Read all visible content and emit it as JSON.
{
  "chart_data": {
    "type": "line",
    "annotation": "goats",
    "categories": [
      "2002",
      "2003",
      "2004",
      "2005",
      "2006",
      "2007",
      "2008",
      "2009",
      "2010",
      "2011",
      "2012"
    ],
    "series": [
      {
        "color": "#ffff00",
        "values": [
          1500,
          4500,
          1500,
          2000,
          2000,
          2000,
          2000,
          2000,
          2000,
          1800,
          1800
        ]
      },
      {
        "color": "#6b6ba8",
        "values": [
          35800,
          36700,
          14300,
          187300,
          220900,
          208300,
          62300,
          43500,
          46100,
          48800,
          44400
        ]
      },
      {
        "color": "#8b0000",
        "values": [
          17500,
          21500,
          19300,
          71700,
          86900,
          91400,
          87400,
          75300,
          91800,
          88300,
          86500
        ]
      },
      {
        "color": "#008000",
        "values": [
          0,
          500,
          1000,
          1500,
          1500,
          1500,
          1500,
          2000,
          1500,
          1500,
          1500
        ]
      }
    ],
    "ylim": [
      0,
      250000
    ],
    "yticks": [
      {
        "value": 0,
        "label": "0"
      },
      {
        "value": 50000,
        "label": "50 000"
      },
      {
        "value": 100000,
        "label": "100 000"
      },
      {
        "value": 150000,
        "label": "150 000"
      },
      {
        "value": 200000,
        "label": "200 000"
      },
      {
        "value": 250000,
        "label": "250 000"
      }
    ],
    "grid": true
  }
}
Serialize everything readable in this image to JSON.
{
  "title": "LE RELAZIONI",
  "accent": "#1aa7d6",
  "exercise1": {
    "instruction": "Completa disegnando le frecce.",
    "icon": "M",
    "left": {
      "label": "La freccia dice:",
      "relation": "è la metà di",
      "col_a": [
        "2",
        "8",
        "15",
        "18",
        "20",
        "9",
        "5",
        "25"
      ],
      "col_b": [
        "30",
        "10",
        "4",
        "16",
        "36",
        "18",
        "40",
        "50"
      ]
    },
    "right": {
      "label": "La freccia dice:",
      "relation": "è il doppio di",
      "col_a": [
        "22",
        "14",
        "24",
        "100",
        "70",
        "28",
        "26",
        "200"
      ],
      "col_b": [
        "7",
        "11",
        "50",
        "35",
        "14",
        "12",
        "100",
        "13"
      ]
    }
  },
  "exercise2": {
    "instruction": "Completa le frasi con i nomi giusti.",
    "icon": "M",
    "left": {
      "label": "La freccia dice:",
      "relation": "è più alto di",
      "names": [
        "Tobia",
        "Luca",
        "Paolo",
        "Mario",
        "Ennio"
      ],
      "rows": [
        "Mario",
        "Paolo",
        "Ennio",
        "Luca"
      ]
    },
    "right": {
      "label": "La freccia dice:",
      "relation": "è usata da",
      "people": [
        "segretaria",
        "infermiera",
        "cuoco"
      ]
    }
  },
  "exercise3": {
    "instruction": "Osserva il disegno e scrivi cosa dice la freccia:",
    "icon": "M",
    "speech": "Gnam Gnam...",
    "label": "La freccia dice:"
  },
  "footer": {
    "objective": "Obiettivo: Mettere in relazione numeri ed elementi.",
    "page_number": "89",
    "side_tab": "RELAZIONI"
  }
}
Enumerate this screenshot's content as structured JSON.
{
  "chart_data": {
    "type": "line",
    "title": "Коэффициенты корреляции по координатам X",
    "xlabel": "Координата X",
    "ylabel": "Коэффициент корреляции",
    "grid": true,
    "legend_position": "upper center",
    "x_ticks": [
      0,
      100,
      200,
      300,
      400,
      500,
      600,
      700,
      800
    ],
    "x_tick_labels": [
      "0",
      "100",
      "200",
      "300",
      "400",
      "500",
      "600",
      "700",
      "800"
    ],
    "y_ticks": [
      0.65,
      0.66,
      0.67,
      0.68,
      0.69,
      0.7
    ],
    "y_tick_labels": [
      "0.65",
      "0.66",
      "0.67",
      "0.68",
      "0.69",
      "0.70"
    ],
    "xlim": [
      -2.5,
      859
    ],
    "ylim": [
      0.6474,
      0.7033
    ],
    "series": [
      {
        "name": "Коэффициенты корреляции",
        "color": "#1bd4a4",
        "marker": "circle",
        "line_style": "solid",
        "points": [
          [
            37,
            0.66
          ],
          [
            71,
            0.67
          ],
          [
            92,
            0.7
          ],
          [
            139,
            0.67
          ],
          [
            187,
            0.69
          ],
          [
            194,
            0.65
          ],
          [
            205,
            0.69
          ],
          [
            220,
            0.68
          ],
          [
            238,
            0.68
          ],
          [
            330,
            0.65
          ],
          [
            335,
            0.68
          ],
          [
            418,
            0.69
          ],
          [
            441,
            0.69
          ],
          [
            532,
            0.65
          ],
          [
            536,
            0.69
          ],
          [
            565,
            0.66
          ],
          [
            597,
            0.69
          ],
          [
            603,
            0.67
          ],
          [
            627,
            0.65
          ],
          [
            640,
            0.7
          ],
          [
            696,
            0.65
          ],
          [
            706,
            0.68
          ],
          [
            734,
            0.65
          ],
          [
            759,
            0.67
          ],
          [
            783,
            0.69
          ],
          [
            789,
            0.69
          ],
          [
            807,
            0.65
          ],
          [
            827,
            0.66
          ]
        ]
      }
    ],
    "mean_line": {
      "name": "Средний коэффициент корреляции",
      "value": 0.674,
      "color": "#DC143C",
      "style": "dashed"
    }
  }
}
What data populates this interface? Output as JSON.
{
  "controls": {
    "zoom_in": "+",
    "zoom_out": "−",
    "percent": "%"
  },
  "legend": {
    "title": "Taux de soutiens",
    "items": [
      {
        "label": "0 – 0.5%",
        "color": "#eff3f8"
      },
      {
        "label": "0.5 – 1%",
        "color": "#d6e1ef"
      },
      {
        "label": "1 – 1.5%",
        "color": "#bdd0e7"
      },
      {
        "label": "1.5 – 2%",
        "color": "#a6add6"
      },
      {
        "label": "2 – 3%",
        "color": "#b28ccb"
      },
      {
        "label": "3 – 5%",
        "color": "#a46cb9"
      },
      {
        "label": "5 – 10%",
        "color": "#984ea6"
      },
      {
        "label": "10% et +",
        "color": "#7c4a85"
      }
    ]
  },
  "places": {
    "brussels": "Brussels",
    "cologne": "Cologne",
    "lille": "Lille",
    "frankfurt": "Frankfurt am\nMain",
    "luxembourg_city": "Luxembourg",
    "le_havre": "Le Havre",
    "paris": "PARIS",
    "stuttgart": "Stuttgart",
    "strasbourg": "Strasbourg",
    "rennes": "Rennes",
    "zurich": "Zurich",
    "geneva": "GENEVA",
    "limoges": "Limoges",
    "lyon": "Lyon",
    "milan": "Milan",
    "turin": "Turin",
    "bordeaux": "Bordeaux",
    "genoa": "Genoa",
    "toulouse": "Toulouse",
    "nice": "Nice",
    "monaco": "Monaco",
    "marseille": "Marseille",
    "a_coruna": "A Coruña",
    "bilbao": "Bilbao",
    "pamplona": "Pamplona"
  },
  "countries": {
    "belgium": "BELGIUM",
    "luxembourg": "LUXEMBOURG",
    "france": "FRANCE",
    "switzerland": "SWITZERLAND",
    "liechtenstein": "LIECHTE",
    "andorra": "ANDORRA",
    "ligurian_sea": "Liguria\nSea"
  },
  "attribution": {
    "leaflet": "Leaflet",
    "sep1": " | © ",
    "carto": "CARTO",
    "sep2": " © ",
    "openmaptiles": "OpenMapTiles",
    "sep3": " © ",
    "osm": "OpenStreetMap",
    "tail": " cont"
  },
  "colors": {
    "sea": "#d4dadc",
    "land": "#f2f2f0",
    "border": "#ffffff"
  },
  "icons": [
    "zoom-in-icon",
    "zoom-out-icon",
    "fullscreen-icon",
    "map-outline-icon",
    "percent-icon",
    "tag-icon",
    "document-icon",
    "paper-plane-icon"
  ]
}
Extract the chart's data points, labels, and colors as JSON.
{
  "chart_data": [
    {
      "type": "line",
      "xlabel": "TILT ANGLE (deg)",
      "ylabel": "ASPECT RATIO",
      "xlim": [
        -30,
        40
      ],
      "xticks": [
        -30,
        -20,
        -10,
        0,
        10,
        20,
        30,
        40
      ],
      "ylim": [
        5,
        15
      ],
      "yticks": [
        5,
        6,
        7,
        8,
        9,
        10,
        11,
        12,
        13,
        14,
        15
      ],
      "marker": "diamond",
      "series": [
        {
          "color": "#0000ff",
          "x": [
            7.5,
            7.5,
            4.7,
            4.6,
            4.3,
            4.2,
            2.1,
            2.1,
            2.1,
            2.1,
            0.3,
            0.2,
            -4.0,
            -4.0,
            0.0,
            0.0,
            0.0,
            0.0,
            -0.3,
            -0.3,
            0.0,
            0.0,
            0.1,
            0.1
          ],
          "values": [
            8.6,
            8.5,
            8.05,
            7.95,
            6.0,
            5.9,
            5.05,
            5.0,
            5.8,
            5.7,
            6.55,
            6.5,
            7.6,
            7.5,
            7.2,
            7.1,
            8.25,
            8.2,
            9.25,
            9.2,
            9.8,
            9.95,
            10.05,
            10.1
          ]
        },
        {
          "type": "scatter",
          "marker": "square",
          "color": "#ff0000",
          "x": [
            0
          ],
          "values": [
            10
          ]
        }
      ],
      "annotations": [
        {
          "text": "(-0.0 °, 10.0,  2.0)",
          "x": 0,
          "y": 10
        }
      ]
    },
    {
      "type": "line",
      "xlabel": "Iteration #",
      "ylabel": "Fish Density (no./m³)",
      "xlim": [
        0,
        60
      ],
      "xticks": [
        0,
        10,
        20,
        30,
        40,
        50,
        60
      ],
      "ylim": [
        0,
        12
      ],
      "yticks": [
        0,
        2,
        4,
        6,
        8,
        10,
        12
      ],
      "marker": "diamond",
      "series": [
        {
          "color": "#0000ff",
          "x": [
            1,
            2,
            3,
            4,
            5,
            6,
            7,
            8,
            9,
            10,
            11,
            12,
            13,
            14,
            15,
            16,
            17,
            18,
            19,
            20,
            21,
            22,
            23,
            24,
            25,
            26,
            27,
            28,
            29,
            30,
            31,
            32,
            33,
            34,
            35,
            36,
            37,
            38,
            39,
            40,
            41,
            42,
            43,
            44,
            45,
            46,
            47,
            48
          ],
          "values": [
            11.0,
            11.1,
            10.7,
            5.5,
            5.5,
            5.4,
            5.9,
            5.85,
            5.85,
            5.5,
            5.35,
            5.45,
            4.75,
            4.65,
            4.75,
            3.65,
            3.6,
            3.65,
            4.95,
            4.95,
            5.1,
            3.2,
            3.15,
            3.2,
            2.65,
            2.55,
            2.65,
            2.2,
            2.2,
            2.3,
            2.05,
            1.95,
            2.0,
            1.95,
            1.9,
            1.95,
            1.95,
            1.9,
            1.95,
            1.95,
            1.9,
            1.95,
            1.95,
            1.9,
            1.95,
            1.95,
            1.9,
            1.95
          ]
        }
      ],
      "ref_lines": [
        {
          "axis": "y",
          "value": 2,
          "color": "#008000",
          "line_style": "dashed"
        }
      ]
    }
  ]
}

________________

• _Problem to solve_
Reproduce each line from the records that contains the word "JSON".

• _Task result_
Read all visible content and emit it as JSON.
Serialize everything readable in this image to JSON.
Enumerate this screenshot's content as structured JSON.
What data populates this interface? Output as JSON.
Extract the chart's data points, labels, and colors as JSON.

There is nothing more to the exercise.